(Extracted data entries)
** Begin **

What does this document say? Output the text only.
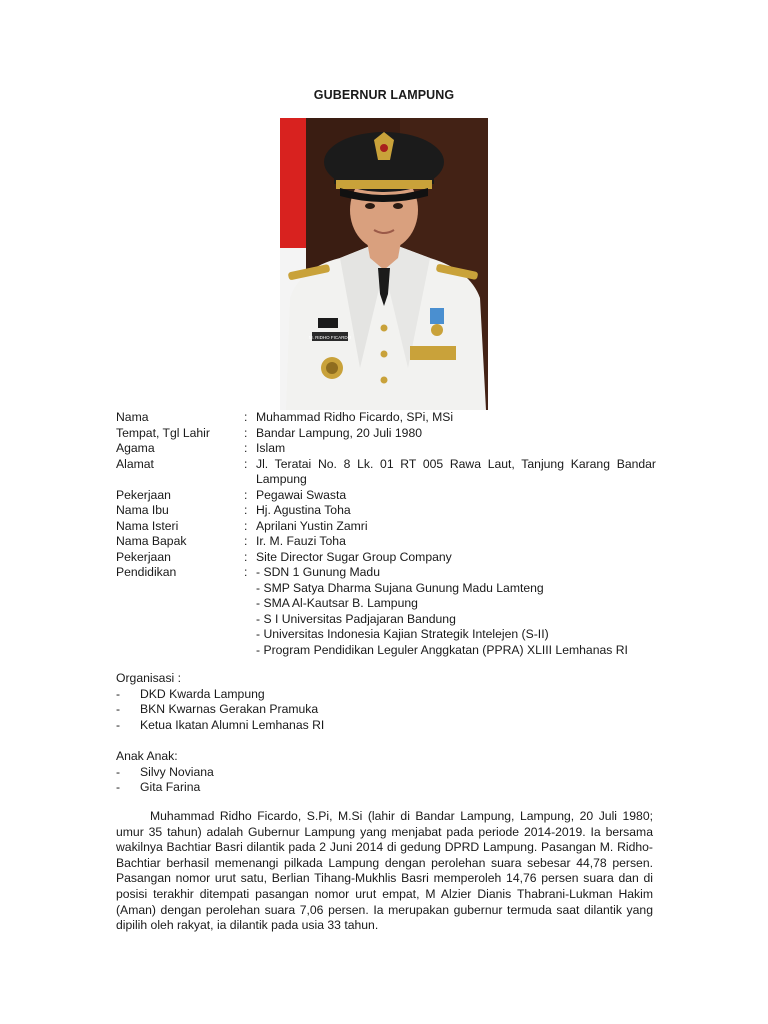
GUBERNUR LAMPUNG
M. RIDHO FICARDO
Nama	: Muhammad Ridho Ficardo, SPi, MSi
Tempat, Tgl Lahir	: Bandar Lampung, 20 Juli 1980
Agama	: Islam
Alamat	: Jl. Teratai No. 8 Lk. 01 RT 005 Rawa Laut, Tanjung Karang Bandar Lampung
Pekerjaan	: Pegawai Swasta
Nama Ibu	: Hj. Agustina Toha
Nama Isteri	: Aprilani Yustin Zamri
Nama Bapak	: Ir. M. Fauzi Toha
Pekerjaan	: Site Director Sugar Group Company
Pendidikan	: - SDN 1 Gunung Madu
- SMP Satya Dharma Sujana Gunung Madu Lamteng
- SMA Al-Kautsar B. Lampung
- S I Universitas Padjajaran Bandung
- Universitas Indonesia Kajian Strategik Intelejen (S-II)
- Program Pendidikan Leguler Anggkatan (PPRA) XLIII Lemhanas RI
Organisasi :
-	DKD Kwarda Lampung
-	BKN Kwarnas Gerakan Pramuka
-	Ketua Ikatan Alumni Lemhanas RI
Anak Anak:
-	Silvy Noviana
-	Gita Farina

Muhammad Ridho Ficardo, S.Pi, M.Si (lahir di Bandar Lampung, Lampung, 20 Juli 1980; umur 35 tahun) adalah Gubernur Lampung yang menjabat pada periode 2014-2019. Ia bersama wakilnya Bachtiar Basri dilantik pada 2 Juni 2014 di gedung DPRD Lampung. Pasangan M. Ridho-Bachtiar berhasil memenangi pilkada Lampung dengan perolehan suara sebesar 44,78 persen. Pasangan nomor urut satu, Berlian Tihang-Mukhlis Basri memperoleh 14,76 persen suara dan di posisi terakhir ditempati pasangan nomor urut empat, M Alzier Dianis Thabrani-Lukman Hakim (Aman) dengan perolehan suara 7,06 persen. Ia merupakan gubernur termuda saat dilantik yang dipilih oleh rakyat, ia dilantik pada usia 33 tahun.
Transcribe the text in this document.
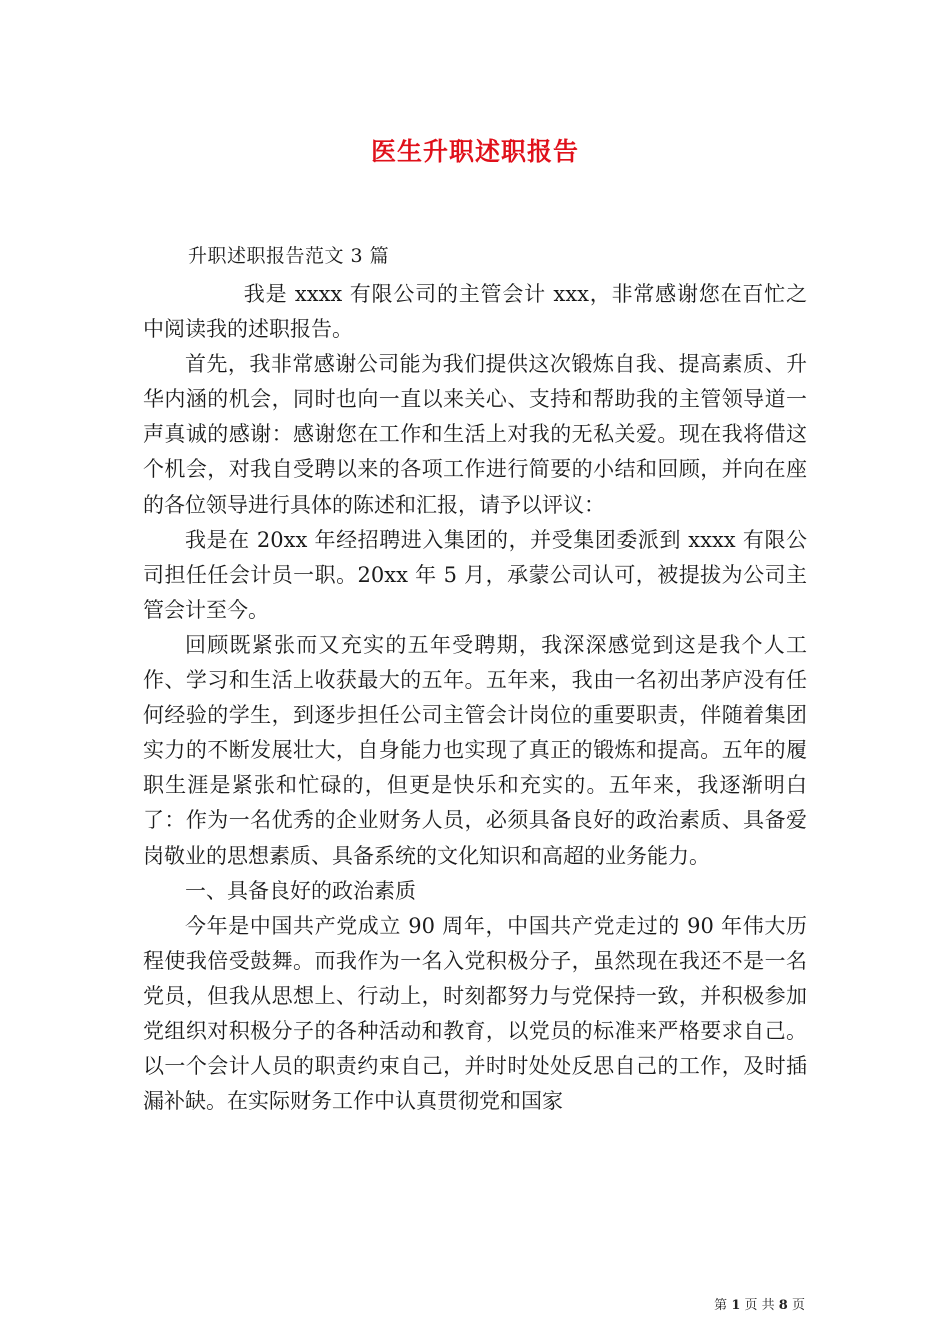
医生升职述职报告
升职述职报告范文 3 篇

我是 xxxx 有限公司的主管会计 xxx，非常感谢您在百忙之中阅读我的述职报告。

首先，我非常感谢公司能为我们提供这次锻炼自我、提高素质、升华内涵的机会，同时也向一直以来关心、支持和帮助我的主管领导道一声真诚的感谢：感谢您在工作和生活上对我的无私关爱。现在我将借这个机会，对我自受聘以来的各项工作进行简要的小结和回顾，并向在座的各位领导进行具体的陈述和汇报，请予以评议：

我是在 20xx 年经招聘进入集团的，并受集团委派到 xxxx 有限公司担任任会计员一职。20xx 年 5 月，承蒙公司认可，被提拔为公司主管会计至今。

回顾既紧张而又充实的五年受聘期，我深深感觉到这是我个人工作、学习和生活上收获最大的五年。五年来，我由一名初出茅庐没有任何经验的学生，到逐步担任公司主管会计岗位的重要职责，伴随着集团实力的不断发展壮大，自身能力也实现了真正的锻炼和提高。五年的履职生涯是紧张和忙碌的，但更是快乐和充实的。五年来，我逐渐明白了：作为一名优秀的企业财务人员，必须具备良好的政治素质、具备爱岗敬业的思想素质、具备系统的文化知识和高超的业务能力。

一、具备良好的政治素质

今年是中国共产党成立 90 周年，中国共产党走过的 90 年伟大历程使我倍受鼓舞。而我作为一名入党积极分子，虽然现在我还不是一名党员，但我从思想上、行动上，时刻都努力与党保持一致，并积极参加党组织对积极分子的各种活动和教育，以党员的标准来严格要求自己。以一个会计人员的职责约束自己，并时时处处反思自己的工作，及时插漏补缺。在实际财务工作中认真贯彻党和国家

第 1 页 共 8 页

** End **

Copy all the records above exactly, but leave out the pictures.

■ Complete answer ■
What does this document say? Output the text only.
GUBERNUR LAMPUNG
M. RIDHO FICARDO
Nama	: Muhammad Ridho Ficardo, SPi, MSi
Tempat, Tgl Lahir	: Bandar Lampung, 20 Juli 1980
Agama	: Islam
Alamat	: Jl. Teratai No. 8 Lk. 01 RT 005 Rawa Laut, Tanjung Karang Bandar Lampung
Pekerjaan	: Pegawai Swasta
Nama Ibu	: Hj. Agustina Toha
Nama Isteri	: Aprilani Yustin Zamri
Nama Bapak	: Ir. M. Fauzi Toha
Pekerjaan	: Site Director Sugar Group Company
Pendidikan	: - SDN 1 Gunung Madu
- SMP Satya Dharma Sujana Gunung Madu Lamteng
- SMA Al-Kautsar B. Lampung
- S I Universitas Padjajaran Bandung
- Universitas Indonesia Kajian Strategik Intelejen (S-II)
- Program Pendidikan Leguler Anggkatan (PPRA) XLIII Lemhanas RI
Organisasi :
-	DKD Kwarda Lampung
-	BKN Kwarnas Gerakan Pramuka
-	Ketua Ikatan Alumni Lemhanas RI
Anak Anak:
-	Silvy Noviana
-	Gita Farina

Muhammad Ridho Ficardo, S.Pi, M.Si (lahir di Bandar Lampung, Lampung, 20 Juli 1980; umur 35 tahun) adalah Gubernur Lampung yang menjabat pada periode 2014-2019. Ia bersama wakilnya Bachtiar Basri dilantik pada 2 Juni 2014 di gedung DPRD Lampung. Pasangan M. Ridho-Bachtiar berhasil memenangi pilkada Lampung dengan perolehan suara sebesar 44,78 persen. Pasangan nomor urut satu, Berlian Tihang-Mukhlis Basri memperoleh 14,76 persen suara dan di posisi terakhir ditempati pasangan nomor urut empat, M Alzier Dianis Thabrani-Lukman Hakim (Aman) dengan perolehan suara 7,06 persen. Ia merupakan gubernur termuda saat dilantik yang dipilih oleh rakyat, ia dilantik pada usia 33 tahun.
Transcribe the text in this document.
医生升职述职报告
升职述职报告范文 3 篇

我是 xxxx 有限公司的主管会计 xxx，非常感谢您在百忙之中阅读我的述职报告。

首先，我非常感谢公司能为我们提供这次锻炼自我、提高素质、升华内涵的机会，同时也向一直以来关心、支持和帮助我的主管领导道一声真诚的感谢：感谢您在工作和生活上对我的无私关爱。现在我将借这个机会，对我自受聘以来的各项工作进行简要的小结和回顾，并向在座的各位领导进行具体的陈述和汇报，请予以评议：

我是在 20xx 年经招聘进入集团的，并受集团委派到 xxxx 有限公司担任任会计员一职。20xx 年 5 月，承蒙公司认可，被提拔为公司主管会计至今。

回顾既紧张而又充实的五年受聘期，我深深感觉到这是我个人工作、学习和生活上收获最大的五年。五年来，我由一名初出茅庐没有任何经验的学生，到逐步担任公司主管会计岗位的重要职责，伴随着集团实力的不断发展壮大，自身能力也实现了真正的锻炼和提高。五年的履职生涯是紧张和忙碌的，但更是快乐和充实的。五年来，我逐渐明白了：作为一名优秀的企业财务人员，必须具备良好的政治素质、具备爱岗敬业的思想素质、具备系统的文化知识和高超的业务能力。

一、具备良好的政治素质

今年是中国共产党成立 90 周年，中国共产党走过的 90 年伟大历程使我倍受鼓舞。而我作为一名入党积极分子，虽然现在我还不是一名党员，但我从思想上、行动上，时刻都努力与党保持一致，并积极参加党组织对积极分子的各种活动和教育，以党员的标准来严格要求自己。以一个会计人员的职责约束自己，并时时处处反思自己的工作，及时插漏补缺。在实际财务工作中认真贯彻党和国家

第 1 页 共 8 页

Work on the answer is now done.